### Aim of the exercise
Write the listing out again, all of it, word for word.

>> START Data rows

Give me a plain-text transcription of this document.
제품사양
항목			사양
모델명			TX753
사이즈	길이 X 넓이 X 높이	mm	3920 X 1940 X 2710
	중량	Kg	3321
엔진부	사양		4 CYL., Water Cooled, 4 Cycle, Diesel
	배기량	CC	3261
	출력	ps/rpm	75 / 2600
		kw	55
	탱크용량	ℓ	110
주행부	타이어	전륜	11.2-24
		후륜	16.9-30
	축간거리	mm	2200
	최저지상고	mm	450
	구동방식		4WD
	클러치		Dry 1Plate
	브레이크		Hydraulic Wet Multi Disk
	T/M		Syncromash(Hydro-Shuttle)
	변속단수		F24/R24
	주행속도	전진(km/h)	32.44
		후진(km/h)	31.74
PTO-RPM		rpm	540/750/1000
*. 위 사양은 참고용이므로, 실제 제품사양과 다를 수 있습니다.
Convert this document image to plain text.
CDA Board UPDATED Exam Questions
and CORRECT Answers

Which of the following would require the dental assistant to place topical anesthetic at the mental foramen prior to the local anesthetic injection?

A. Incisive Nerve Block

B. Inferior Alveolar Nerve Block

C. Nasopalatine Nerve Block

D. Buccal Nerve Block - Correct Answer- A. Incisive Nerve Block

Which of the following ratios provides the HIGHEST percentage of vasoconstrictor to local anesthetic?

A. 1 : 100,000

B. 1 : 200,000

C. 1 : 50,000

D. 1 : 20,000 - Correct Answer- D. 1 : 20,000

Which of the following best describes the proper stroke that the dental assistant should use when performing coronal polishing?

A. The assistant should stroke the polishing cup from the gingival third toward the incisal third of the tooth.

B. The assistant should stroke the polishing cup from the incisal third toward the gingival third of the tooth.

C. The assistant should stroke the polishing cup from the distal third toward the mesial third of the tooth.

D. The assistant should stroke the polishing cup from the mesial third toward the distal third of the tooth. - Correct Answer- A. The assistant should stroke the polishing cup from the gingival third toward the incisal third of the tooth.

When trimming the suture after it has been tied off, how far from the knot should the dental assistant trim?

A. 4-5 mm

>> END Data rows

### Result for this exercise
Give me a plain-text transcription of this document.
제품사양
항목			사양
모델명			TX753
사이즈	길이 X 넓이 X 높이	mm	3920 X 1940 X 2710
	중량	Kg	3321
엔진부	사양		4 CYL., Water Cooled, 4 Cycle, Diesel
	배기량	CC	3261
	출력	ps/rpm	75 / 2600
		kw	55
	탱크용량	ℓ	110
주행부	타이어	전륜	11.2-24
		후륜	16.9-30
	축간거리	mm	2200
	최저지상고	mm	450
	구동방식		4WD
	클러치		Dry 1Plate
	브레이크		Hydraulic Wet Multi Disk
	T/M		Syncromash(Hydro-Shuttle)
	변속단수		F24/R24
	주행속도	전진(km/h)	32.44
		후진(km/h)	31.74
PTO-RPM		rpm	540/750/1000
*. 위 사양은 참고용이므로, 실제 제품사양과 다를 수 있습니다.
Convert this document image to plain text.
CDA Board UPDATED Exam Questions
and CORRECT Answers

Which of the following would require the dental assistant to place topical anesthetic at the mental foramen prior to the local anesthetic injection?

A. Incisive Nerve Block

B. Inferior Alveolar Nerve Block

C. Nasopalatine Nerve Block

D. Buccal Nerve Block - Correct Answer- A. Incisive Nerve Block

Which of the following ratios provides the HIGHEST percentage of vasoconstrictor to local anesthetic?

A. 1 : 100,000

B. 1 : 200,000

C. 1 : 50,000

D. 1 : 20,000 - Correct Answer- D. 1 : 20,000

Which of the following best describes the proper stroke that the dental assistant should use when performing coronal polishing?

A. The assistant should stroke the polishing cup from the gingival third toward the incisal third of the tooth.

B. The assistant should stroke the polishing cup from the incisal third toward the gingival third of the tooth.

C. The assistant should stroke the polishing cup from the distal third toward the mesial third of the tooth.

D. The assistant should stroke the polishing cup from the mesial third toward the distal third of the tooth. - Correct Answer- A. The assistant should stroke the polishing cup from the gingival third toward the incisal third of the tooth.

When trimming the suture after it has been tied off, how far from the knot should the dental assistant trim?

A. 4-5 mm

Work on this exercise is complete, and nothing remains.